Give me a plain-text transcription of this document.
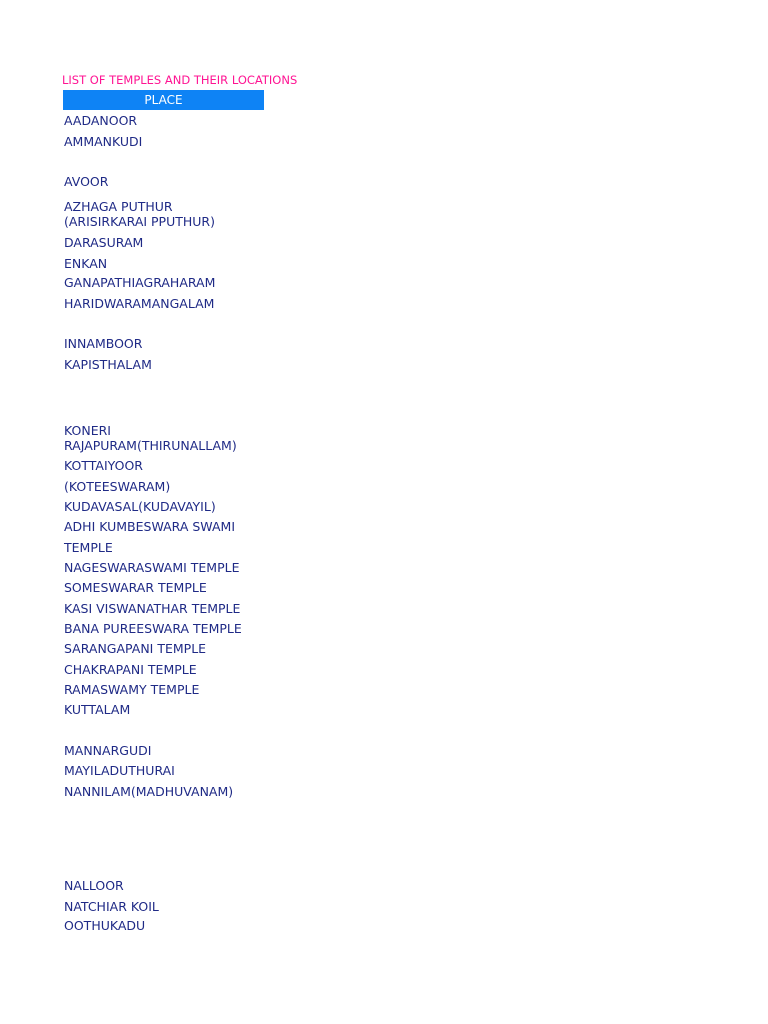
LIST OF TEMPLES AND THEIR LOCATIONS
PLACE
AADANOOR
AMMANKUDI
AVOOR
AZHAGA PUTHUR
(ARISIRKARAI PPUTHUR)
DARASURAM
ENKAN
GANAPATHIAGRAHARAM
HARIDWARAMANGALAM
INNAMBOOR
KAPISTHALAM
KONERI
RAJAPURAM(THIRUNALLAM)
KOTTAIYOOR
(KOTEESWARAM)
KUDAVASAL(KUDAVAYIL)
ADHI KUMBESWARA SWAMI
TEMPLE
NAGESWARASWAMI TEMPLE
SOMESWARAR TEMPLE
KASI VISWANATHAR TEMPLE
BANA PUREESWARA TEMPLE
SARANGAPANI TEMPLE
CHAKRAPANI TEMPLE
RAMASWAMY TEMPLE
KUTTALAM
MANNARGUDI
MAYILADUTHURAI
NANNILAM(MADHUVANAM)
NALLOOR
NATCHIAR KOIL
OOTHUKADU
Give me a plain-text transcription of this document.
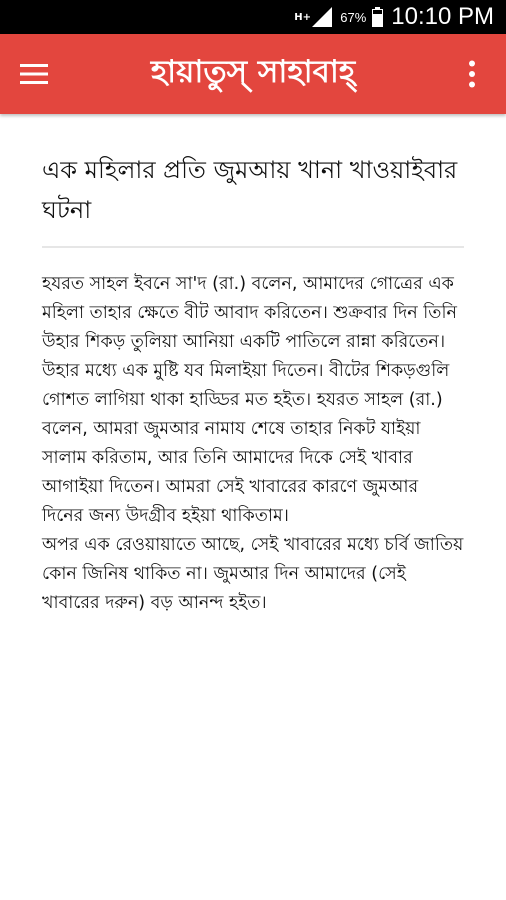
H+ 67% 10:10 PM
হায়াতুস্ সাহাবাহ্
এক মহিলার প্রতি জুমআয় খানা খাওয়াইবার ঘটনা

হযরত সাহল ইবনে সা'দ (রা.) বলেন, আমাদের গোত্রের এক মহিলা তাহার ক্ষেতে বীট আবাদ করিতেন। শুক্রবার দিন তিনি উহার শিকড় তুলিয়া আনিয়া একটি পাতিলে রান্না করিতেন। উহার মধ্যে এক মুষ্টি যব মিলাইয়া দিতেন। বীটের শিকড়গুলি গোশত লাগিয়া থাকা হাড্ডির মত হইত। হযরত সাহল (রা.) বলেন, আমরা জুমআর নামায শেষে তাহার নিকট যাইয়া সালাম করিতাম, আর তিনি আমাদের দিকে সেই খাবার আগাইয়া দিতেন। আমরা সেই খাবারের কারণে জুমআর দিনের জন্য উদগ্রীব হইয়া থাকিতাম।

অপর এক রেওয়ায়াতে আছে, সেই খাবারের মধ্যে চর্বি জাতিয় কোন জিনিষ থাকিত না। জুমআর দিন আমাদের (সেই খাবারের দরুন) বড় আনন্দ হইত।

+++++

Task instructions:
Restate the data above exactly, stripping out each image.

Task result:
Give me a plain-text transcription of this document.
LIST OF TEMPLES AND THEIR LOCATIONS
PLACE
AADANOOR
AMMANKUDI
AVOOR
AZHAGA PUTHUR
(ARISIRKARAI PPUTHUR)
DARASURAM
ENKAN
GANAPATHIAGRAHARAM
HARIDWARAMANGALAM
INNAMBOOR
KAPISTHALAM
KONERI
RAJAPURAM(THIRUNALLAM)
KOTTAIYOOR
(KOTEESWARAM)
KUDAVASAL(KUDAVAYIL)
ADHI KUMBESWARA SWAMI
TEMPLE
NAGESWARASWAMI TEMPLE
SOMESWARAR TEMPLE
KASI VISWANATHAR TEMPLE
BANA PUREESWARA TEMPLE
SARANGAPANI TEMPLE
CHAKRAPANI TEMPLE
RAMASWAMY TEMPLE
KUTTALAM
MANNARGUDI
MAYILADUTHURAI
NANNILAM(MADHUVANAM)
NALLOOR
NATCHIAR KOIL
OOTHUKADU
Give me a plain-text transcription of this document.
H+ 67% 10:10 PM
হায়াতুস্ সাহাবাহ্
এক মহিলার প্রতি জুমআয় খানা খাওয়াইবার ঘটনা

হযরত সাহল ইবনে সা'দ (রা.) বলেন, আমাদের গোত্রের এক মহিলা তাহার ক্ষেতে বীট আবাদ করিতেন। শুক্রবার দিন তিনি উহার শিকড় তুলিয়া আনিয়া একটি পাতিলে রান্না করিতেন। উহার মধ্যে এক মুষ্টি যব মিলাইয়া দিতেন। বীটের শিকড়গুলি গোশত লাগিয়া থাকা হাড্ডির মত হইত। হযরত সাহল (রা.) বলেন, আমরা জুমআর নামায শেষে তাহার নিকট যাইয়া সালাম করিতাম, আর তিনি আমাদের দিকে সেই খাবার আগাইয়া দিতেন। আমরা সেই খাবারের কারণে জুমআর দিনের জন্য উদগ্রীব হইয়া থাকিতাম।

অপর এক রেওয়ায়াতে আছে, সেই খাবারের মধ্যে চর্বি জাতিয় কোন জিনিষ থাকিত না। জুমআর দিন আমাদের (সেই খাবারের দরুন) বড় আনন্দ হইত।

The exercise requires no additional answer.